_YOUR GOAL_
Report every line in the listing that contains the string "structured".

_SUPPLIED DATA_
** Start **

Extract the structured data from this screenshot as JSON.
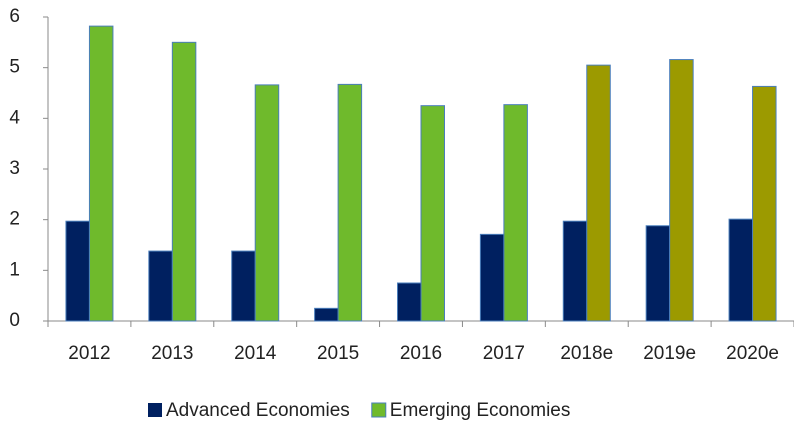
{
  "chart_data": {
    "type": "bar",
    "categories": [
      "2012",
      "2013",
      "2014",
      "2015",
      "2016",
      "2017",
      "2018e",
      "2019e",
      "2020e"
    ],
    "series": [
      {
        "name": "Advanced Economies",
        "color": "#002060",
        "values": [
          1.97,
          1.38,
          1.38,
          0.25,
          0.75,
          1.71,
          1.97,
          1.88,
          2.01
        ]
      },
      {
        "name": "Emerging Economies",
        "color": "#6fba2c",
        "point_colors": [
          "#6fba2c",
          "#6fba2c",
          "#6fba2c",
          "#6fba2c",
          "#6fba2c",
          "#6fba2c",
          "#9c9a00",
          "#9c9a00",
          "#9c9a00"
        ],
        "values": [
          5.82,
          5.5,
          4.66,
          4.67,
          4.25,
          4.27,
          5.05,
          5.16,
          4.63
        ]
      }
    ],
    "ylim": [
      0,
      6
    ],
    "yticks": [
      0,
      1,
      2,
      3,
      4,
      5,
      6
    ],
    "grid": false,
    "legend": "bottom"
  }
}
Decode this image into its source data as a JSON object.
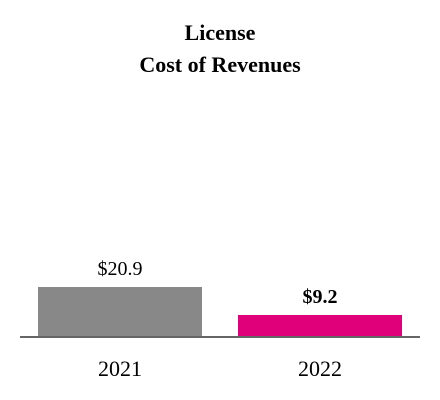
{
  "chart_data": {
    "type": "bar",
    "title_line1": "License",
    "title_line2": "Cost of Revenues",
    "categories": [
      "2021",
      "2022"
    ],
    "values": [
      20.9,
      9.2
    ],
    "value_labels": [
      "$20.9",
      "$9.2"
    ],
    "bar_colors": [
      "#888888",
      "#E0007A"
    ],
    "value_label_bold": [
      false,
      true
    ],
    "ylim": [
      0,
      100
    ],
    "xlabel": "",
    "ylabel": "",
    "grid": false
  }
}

** End **
** Start **

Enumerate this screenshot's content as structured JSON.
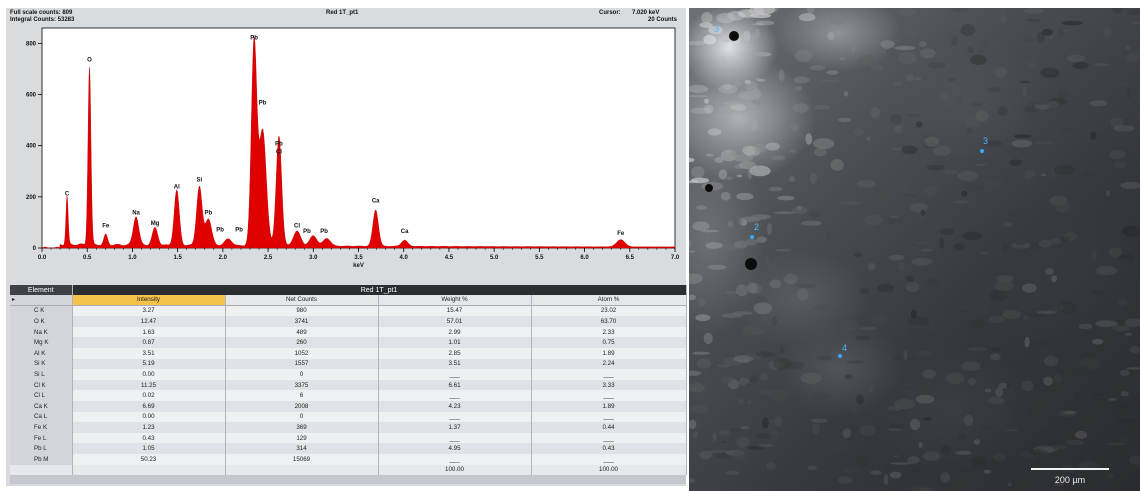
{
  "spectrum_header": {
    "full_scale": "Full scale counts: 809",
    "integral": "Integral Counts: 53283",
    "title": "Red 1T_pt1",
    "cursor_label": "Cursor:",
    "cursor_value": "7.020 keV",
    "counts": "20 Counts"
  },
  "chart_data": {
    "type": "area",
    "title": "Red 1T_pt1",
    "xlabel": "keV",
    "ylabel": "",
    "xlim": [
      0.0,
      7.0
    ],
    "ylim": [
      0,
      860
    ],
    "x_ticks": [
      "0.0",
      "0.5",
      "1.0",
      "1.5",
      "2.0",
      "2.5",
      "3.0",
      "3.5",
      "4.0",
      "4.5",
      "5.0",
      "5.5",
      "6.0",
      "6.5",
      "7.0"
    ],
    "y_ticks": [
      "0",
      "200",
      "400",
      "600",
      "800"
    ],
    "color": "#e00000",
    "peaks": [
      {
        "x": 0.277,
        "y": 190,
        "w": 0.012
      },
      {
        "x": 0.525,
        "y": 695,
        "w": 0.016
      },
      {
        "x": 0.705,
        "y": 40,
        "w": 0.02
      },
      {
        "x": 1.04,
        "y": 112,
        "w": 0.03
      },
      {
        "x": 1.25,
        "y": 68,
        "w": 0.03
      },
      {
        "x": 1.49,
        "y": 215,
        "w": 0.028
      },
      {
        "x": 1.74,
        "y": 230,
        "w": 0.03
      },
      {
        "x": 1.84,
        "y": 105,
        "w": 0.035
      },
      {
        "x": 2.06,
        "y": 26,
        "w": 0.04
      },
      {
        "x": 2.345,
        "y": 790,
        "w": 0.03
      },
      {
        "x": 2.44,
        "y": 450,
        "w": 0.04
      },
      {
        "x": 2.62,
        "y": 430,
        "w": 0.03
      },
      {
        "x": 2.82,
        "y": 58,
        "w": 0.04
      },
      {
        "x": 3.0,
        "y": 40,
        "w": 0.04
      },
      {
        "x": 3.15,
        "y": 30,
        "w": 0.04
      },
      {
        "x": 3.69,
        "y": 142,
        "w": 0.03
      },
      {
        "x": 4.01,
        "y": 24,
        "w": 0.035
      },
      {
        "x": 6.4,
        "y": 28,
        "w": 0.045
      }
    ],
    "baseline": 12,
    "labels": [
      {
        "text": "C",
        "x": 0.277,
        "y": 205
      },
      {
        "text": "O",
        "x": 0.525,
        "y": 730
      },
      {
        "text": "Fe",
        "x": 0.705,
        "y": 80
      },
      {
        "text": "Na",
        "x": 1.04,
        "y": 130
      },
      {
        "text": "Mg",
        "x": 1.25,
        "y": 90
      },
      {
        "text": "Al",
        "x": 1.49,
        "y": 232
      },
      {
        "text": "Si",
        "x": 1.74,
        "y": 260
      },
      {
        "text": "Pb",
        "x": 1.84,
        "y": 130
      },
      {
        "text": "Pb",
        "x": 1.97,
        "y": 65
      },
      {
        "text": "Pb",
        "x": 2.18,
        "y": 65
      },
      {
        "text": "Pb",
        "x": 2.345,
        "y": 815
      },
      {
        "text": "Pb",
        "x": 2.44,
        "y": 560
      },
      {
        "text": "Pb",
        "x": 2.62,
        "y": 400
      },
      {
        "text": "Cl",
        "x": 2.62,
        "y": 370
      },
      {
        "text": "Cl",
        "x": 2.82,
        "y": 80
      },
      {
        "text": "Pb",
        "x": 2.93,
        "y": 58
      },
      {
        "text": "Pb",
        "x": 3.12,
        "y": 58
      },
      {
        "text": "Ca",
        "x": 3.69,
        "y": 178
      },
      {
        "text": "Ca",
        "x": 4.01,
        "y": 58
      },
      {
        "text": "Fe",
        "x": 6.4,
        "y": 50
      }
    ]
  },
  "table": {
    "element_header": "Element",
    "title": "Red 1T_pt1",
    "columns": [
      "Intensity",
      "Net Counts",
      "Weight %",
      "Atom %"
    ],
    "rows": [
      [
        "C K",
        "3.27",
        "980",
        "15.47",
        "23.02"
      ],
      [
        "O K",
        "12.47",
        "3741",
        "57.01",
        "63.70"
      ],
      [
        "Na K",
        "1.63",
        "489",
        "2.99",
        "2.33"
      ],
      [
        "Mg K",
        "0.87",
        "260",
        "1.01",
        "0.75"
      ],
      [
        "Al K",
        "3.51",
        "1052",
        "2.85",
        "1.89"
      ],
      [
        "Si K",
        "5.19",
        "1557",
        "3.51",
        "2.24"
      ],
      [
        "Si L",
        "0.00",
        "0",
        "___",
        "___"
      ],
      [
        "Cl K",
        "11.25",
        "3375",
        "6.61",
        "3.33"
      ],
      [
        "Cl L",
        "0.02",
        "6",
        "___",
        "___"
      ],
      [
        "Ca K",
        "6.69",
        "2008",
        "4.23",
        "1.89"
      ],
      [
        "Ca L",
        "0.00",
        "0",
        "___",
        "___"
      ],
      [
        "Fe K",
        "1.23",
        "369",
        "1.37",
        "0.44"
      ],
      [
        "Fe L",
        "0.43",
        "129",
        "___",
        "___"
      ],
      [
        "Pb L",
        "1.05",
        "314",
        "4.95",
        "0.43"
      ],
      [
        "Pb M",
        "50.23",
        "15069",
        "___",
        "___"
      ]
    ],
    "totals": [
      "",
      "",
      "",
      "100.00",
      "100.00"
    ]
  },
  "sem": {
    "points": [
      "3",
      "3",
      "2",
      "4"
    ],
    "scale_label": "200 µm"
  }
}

** End **

_EXPECTED OUTPUT_
Extract the structured data from this screenshot as JSON.
Enumerate this screenshot's content as structured JSON.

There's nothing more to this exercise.